» **Aim**: Copy, in full, each line of the material that holds the word "средствами".

» **Material provided**:
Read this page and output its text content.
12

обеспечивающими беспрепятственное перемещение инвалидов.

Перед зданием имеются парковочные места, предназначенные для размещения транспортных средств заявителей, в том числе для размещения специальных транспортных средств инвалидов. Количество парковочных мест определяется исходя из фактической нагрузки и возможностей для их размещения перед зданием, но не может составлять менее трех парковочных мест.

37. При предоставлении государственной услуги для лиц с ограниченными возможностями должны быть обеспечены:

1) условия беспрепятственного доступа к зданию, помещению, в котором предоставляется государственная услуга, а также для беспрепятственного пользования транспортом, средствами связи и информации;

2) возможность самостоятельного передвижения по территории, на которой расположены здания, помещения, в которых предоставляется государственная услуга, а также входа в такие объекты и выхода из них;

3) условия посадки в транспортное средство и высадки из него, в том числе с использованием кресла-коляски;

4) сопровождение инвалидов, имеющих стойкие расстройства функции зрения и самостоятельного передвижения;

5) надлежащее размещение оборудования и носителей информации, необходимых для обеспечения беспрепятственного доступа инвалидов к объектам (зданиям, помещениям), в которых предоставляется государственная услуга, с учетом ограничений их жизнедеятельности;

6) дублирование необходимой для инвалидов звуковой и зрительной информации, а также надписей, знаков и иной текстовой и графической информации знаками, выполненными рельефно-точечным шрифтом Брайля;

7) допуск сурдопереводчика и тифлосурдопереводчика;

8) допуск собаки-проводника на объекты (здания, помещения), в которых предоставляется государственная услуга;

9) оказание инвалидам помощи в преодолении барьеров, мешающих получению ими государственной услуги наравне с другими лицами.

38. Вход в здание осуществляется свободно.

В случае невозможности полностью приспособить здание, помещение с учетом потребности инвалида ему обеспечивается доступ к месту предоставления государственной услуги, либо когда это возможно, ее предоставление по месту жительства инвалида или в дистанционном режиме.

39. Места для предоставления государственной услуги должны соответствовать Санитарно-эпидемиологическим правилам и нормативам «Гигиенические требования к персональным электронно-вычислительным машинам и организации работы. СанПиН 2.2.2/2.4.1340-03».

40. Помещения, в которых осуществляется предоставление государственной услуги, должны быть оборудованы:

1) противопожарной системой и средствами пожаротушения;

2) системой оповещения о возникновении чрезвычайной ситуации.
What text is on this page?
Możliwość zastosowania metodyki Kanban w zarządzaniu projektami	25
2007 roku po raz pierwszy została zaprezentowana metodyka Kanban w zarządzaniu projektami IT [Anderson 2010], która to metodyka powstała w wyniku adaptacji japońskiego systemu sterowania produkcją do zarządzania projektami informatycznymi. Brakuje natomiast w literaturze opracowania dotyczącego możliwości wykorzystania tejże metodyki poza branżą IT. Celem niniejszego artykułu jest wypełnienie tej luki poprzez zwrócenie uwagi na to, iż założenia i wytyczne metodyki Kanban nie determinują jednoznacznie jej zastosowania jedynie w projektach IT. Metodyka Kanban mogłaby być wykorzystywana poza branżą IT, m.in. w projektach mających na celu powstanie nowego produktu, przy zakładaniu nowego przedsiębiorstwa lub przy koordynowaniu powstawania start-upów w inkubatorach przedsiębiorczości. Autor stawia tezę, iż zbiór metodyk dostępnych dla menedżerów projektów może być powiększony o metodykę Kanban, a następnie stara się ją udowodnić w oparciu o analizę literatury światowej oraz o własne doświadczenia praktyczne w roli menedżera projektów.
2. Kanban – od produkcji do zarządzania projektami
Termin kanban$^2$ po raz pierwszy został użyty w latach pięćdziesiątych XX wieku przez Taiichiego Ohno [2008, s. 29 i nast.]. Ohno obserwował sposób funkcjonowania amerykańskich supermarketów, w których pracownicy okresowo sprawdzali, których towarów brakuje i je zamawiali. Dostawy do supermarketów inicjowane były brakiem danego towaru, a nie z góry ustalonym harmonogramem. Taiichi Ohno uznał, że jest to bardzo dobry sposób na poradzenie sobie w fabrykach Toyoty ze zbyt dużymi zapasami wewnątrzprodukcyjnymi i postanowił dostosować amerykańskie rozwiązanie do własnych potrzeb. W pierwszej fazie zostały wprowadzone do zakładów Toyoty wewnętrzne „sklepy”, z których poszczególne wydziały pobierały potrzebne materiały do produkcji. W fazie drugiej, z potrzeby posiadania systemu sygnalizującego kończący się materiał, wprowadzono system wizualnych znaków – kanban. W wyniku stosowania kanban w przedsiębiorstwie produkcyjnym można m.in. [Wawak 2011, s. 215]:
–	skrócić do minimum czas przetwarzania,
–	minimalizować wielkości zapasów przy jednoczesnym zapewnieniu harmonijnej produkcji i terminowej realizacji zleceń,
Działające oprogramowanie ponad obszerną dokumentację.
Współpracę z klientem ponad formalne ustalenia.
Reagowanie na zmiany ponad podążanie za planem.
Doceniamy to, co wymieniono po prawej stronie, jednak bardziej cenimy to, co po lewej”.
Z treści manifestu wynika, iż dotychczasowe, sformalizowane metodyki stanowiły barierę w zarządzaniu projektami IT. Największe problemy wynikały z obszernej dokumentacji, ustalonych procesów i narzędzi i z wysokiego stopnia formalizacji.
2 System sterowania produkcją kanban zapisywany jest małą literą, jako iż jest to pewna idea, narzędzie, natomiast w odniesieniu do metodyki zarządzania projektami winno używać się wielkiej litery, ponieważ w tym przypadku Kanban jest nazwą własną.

» **The completed task**:
1) условия беспрепятственного доступа к зданию, помещению, в котором предоставляется государственная услуга, а также для беспрепятственного пользования транспортом, средствами связи и информации;
1) противопожарной системой и средствами пожаротушения;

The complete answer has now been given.